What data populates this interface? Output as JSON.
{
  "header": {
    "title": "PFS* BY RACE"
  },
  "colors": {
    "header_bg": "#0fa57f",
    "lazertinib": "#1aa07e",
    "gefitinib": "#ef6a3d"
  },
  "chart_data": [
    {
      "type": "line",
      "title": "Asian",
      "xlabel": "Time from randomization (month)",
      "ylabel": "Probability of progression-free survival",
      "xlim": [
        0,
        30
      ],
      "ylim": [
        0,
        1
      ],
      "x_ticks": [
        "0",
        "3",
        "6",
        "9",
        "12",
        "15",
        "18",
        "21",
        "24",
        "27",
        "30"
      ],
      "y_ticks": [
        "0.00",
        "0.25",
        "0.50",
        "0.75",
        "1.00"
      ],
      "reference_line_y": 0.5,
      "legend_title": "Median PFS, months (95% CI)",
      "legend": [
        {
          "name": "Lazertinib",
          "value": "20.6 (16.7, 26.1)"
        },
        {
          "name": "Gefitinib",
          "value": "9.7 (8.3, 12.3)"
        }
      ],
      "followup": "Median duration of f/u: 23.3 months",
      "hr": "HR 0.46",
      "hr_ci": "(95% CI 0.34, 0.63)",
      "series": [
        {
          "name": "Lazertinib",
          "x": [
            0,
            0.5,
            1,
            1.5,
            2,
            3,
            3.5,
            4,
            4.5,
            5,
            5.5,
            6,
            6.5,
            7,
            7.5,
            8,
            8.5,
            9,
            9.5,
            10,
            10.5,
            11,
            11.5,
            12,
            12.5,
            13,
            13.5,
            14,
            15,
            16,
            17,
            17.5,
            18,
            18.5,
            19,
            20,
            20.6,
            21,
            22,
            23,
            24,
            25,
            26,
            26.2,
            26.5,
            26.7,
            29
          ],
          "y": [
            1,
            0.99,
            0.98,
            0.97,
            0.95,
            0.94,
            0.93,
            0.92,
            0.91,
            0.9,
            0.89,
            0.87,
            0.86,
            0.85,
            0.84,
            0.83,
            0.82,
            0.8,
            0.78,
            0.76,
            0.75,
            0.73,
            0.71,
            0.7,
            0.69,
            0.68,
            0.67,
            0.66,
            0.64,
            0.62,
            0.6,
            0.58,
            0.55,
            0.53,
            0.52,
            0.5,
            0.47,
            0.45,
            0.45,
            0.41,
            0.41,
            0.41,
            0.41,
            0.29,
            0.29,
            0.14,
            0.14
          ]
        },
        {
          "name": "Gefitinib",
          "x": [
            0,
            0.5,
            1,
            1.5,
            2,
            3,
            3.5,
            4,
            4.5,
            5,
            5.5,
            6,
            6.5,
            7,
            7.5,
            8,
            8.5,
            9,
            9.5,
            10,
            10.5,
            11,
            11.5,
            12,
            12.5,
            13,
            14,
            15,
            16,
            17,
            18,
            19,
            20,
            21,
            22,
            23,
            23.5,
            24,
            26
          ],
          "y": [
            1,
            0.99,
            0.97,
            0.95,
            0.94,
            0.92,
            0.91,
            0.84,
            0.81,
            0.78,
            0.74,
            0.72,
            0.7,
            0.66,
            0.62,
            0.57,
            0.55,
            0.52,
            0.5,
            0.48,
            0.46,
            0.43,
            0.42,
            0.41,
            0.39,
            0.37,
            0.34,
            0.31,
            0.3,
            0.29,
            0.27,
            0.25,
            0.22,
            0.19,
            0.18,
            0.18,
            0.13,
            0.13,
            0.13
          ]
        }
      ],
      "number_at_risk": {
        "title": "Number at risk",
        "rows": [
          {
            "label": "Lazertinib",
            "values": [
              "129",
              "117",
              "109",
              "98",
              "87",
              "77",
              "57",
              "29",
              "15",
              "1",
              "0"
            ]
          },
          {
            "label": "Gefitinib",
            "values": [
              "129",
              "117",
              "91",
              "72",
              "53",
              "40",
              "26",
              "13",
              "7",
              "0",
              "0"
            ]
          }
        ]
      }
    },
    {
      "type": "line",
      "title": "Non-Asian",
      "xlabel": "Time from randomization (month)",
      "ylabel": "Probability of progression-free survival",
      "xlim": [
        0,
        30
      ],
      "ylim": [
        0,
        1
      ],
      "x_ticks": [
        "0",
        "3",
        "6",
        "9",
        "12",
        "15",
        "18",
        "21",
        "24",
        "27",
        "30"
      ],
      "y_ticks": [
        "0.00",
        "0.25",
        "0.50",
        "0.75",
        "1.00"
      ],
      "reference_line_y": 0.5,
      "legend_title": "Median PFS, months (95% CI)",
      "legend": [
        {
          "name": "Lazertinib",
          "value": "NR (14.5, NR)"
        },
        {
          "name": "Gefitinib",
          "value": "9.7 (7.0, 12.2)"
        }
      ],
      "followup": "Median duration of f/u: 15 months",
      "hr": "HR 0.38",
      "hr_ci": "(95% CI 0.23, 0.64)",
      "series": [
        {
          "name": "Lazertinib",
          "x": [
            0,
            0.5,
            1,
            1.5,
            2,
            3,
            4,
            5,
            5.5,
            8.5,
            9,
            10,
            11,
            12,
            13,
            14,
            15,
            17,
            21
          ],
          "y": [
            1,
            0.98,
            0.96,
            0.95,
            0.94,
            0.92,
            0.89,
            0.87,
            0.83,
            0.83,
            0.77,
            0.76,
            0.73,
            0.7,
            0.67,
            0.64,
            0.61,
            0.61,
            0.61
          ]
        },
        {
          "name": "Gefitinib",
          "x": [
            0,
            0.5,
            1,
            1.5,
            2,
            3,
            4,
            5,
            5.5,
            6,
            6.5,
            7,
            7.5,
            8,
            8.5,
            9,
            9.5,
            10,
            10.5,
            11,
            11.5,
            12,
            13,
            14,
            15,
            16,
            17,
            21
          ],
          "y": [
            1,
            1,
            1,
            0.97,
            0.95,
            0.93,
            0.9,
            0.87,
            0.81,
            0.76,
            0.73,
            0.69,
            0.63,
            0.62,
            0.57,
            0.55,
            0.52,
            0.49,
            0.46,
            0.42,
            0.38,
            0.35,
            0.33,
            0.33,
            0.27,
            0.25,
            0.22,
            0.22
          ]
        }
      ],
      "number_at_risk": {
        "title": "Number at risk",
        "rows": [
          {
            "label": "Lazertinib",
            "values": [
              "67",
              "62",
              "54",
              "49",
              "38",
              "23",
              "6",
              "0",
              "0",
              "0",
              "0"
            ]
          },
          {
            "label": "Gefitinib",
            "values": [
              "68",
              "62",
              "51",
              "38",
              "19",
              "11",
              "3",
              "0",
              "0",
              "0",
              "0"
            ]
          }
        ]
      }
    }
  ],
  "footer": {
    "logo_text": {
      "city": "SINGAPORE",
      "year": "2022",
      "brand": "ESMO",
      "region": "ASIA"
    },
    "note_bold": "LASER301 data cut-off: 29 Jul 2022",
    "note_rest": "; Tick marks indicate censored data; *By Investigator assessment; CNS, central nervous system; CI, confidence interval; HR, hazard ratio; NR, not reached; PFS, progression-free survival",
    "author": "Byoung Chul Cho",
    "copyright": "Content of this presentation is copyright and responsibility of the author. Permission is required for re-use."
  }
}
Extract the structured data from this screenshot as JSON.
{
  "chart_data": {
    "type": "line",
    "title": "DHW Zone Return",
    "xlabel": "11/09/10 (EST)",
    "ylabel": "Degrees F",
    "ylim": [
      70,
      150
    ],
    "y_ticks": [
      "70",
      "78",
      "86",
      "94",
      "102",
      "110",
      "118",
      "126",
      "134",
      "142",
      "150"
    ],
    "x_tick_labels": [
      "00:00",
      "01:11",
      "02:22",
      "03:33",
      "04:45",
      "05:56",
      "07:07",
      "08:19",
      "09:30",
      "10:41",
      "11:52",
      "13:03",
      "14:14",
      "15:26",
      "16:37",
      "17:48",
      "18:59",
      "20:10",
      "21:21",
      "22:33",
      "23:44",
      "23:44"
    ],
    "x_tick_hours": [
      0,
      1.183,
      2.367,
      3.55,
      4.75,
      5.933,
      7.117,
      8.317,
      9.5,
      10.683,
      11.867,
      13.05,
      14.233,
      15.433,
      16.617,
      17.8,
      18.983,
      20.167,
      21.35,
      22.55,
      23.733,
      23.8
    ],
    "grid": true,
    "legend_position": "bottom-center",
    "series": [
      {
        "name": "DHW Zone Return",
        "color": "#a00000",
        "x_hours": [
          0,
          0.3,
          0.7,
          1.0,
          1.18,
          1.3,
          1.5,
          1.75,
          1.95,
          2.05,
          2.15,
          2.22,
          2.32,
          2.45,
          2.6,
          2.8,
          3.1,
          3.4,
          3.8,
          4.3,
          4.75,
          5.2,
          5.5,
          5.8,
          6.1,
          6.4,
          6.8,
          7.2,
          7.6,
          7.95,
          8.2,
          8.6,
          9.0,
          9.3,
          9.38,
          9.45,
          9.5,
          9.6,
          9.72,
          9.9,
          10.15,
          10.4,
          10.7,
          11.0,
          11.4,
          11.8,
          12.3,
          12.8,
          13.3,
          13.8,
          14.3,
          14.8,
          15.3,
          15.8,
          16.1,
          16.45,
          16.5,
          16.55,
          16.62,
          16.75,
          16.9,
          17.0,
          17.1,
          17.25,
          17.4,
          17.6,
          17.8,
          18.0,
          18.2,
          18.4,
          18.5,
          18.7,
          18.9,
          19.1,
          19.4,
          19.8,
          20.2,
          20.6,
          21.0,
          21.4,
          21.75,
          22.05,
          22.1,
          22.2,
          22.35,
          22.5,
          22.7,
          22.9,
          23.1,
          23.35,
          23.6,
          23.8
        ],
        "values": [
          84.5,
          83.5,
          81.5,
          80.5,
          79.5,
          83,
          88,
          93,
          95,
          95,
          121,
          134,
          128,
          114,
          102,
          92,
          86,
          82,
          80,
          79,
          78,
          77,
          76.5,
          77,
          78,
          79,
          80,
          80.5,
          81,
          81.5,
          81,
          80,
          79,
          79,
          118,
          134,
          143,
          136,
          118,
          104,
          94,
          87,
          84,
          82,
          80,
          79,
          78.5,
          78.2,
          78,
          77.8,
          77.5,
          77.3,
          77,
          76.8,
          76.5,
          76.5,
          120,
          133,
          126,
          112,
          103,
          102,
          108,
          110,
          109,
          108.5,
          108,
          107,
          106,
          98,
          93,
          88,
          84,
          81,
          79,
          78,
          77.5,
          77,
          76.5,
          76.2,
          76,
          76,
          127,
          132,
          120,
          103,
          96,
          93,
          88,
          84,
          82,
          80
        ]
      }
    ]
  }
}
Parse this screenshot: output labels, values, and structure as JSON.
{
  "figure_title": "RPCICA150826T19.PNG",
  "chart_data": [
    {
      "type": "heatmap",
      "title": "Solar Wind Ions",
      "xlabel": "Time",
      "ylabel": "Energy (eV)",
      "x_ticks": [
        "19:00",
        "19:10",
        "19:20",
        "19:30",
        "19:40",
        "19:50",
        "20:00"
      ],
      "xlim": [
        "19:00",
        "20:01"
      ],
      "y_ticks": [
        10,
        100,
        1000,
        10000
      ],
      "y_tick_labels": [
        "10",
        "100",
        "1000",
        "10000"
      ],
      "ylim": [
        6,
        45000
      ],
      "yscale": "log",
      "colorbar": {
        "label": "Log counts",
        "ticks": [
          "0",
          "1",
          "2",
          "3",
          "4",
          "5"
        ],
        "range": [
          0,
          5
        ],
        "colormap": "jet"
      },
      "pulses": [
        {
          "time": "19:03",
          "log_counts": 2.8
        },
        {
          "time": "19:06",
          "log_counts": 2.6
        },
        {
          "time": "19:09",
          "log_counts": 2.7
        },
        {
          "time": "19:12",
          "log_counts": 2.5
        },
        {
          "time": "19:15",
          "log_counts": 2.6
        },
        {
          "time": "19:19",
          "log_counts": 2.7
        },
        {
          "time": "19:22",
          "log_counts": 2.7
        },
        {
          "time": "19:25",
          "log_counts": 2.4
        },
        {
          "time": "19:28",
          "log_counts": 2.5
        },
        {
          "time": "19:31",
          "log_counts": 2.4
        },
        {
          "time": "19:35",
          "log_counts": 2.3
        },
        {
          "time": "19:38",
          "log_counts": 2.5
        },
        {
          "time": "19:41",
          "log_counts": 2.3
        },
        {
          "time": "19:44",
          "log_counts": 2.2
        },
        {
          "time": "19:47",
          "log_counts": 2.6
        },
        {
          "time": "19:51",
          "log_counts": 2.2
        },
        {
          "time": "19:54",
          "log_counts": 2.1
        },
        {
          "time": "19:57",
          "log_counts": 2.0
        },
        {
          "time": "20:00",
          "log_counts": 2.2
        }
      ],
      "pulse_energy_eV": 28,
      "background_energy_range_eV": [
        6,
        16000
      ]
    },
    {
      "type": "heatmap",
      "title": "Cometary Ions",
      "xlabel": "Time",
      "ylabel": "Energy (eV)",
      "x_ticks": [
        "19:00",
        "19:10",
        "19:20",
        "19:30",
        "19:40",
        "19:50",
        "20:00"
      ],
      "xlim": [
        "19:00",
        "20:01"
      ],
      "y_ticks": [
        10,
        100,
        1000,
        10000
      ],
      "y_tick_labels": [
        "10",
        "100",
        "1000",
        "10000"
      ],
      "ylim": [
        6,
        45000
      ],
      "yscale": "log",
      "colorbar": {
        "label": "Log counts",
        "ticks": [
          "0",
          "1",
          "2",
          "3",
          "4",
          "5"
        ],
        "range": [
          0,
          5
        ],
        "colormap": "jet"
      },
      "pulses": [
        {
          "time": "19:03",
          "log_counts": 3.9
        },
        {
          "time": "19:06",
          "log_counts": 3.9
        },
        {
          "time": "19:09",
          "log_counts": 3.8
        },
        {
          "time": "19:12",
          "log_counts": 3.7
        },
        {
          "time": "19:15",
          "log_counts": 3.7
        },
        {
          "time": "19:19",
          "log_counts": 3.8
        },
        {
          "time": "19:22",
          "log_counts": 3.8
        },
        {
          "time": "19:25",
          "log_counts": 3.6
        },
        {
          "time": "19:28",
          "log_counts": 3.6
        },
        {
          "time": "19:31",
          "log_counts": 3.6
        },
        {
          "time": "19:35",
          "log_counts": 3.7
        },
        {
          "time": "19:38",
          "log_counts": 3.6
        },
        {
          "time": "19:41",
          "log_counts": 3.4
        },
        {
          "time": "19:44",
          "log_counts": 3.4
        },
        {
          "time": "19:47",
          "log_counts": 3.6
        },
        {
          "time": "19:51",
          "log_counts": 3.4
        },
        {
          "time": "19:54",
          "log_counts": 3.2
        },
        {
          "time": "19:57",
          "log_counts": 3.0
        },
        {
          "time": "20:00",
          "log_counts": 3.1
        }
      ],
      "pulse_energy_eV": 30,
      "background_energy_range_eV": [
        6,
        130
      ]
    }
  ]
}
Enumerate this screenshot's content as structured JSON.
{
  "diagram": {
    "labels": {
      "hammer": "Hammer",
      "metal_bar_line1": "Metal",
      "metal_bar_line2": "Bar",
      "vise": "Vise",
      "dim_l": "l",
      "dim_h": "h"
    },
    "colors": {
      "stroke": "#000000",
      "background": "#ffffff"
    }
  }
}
§ §
* **Challenge**:
Exactly and exclusively, repeat the lines from the line that contains "Enumerate this screenshot's" through the end of the records, both ends included.

* **Output of the task**:
Enumerate this screenshot's content as structured JSON.
{
  "diagram": {
    "labels": {
      "hammer": "Hammer",
      "metal_bar_line1": "Metal",
      "metal_bar_line2": "Bar",
      "vise": "Vise",
      "dim_l": "l",
      "dim_h": "h"
    },
    "colors": {
      "stroke": "#000000",
      "background": "#ffffff"
    }
  }
}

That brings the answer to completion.